Objective => Filter the records below down to lines containing "document".

_ _ _ _ _

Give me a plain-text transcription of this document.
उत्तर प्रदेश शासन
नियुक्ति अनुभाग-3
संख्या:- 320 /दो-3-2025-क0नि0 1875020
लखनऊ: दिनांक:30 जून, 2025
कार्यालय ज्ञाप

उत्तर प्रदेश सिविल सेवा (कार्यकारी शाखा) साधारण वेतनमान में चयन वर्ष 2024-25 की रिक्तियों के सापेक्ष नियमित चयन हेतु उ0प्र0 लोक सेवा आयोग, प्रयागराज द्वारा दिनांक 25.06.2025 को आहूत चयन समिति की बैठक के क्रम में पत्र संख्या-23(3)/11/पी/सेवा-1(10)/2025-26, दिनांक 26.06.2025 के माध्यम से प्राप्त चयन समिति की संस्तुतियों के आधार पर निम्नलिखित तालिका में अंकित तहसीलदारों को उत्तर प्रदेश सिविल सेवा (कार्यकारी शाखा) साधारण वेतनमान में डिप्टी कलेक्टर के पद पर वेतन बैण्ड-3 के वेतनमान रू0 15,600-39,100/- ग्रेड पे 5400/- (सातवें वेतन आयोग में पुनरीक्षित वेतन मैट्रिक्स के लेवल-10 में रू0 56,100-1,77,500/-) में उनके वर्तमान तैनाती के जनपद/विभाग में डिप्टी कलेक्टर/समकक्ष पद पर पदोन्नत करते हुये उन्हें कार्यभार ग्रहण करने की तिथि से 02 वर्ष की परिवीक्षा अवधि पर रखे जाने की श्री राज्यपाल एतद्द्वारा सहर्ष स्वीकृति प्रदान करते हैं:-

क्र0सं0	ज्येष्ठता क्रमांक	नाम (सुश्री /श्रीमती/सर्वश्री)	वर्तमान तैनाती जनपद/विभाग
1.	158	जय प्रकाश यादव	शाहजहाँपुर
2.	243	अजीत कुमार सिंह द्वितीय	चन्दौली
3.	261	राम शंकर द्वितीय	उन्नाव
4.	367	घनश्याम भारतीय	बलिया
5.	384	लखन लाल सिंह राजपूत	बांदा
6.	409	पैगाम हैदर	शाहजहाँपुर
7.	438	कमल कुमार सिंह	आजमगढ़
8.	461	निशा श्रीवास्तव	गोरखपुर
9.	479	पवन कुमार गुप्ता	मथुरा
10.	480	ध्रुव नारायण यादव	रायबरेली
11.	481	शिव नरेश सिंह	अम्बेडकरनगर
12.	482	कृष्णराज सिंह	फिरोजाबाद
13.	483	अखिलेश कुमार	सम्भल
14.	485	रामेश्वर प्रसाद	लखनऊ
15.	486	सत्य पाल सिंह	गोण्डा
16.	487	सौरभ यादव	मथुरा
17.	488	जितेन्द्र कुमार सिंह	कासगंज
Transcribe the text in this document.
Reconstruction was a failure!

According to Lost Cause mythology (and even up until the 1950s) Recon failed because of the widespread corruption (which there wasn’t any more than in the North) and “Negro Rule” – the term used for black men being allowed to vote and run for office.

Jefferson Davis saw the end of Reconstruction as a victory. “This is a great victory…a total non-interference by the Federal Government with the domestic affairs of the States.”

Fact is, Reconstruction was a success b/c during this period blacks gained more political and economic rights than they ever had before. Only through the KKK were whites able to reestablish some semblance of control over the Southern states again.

_ _ _ _ _

Correct output =>
Give me a plain-text transcription of this document.
Transcribe the text in this document.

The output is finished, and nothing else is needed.